* Exercise details:
Within the records that follow, find every line containing the string "What". Copy those lines.

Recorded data
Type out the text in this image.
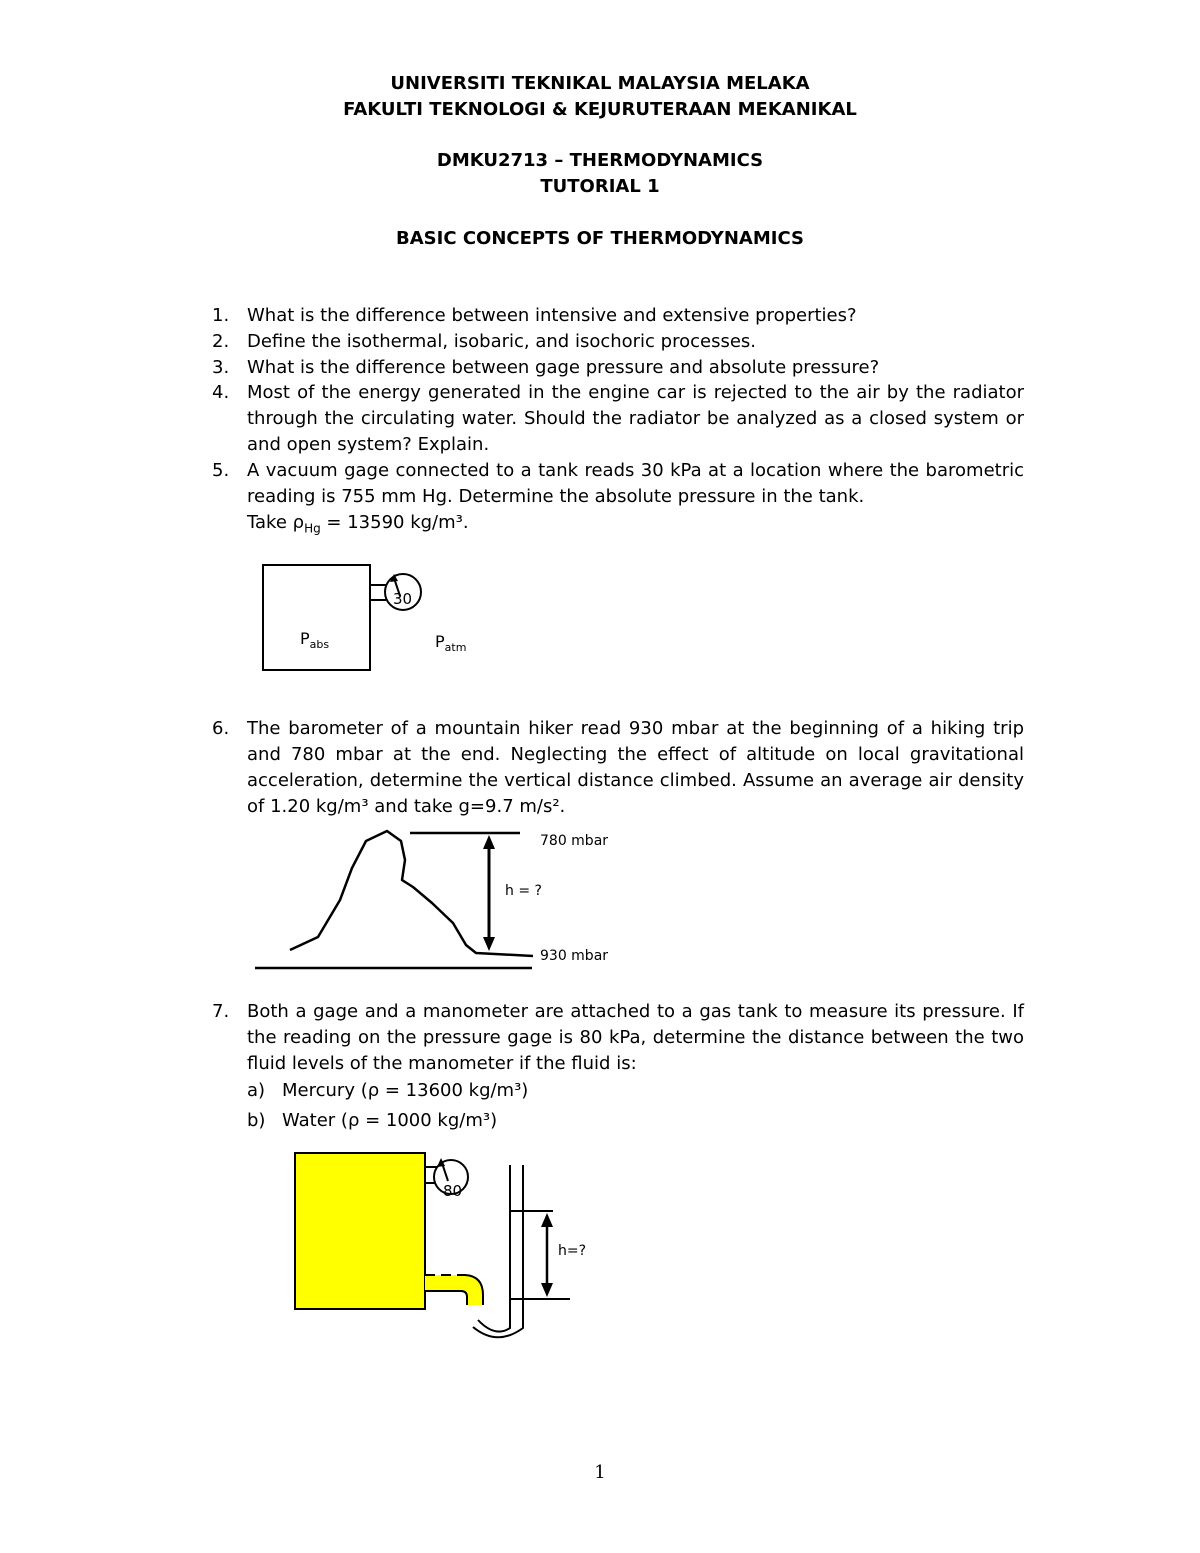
UNIVERSITI TEKNIKAL MALAYSIA MELAKA
FAKULTI TEKNOLOGI & KEJURUTERAAN MEKANIKAL
DMKU2713 – THERMODYNAMICS
TUTORIAL 1
BASIC CONCEPTS OF THERMODYNAMICS
1. What is the difference between intensive and extensive properties?
2. Define the isothermal, isobaric, and isochoric processes.
3. What is the difference between gage pressure and absolute pressure?
4. Most of the energy generated in the engine car is rejected to the air by the radiator through the circulating water. Should the radiator be analyzed as a closed system or and open system? Explain.
5. A vacuum gage connected to a tank reads 30 kPa at a location where the barometric reading is 755 mm Hg. Determine the absolute pressure in the tank.
Take $\rho_{Hg} = 13590$ kg/m³.
30
$P_{abs}$	$P_{atm}$
6. The barometer of a mountain hiker read 930 mbar at the beginning of a hiking trip and 780 mbar at the end. Neglecting the effect of altitude on local gravitational acceleration, determine the vertical distance climbed. Assume an average air density of 1.20 kg/m³ and take g=9.7 m/s².
780 mbar
h = ?
930 mbar
7. Both a gage and a manometer are attached to a gas tank to measure its pressure. If the reading on the pressure gage is 80 kPa, determine the distance between the two fluid levels of the manometer if the fluid is:
a) Mercury (ρ = 13600 kg/m³)
b) Water (ρ = 1000 kg/m³)
80
h=?
1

* Finished answer:
1. What is the difference between intensive and extensive properties?
3. What is the difference between gage pressure and absolute pressure?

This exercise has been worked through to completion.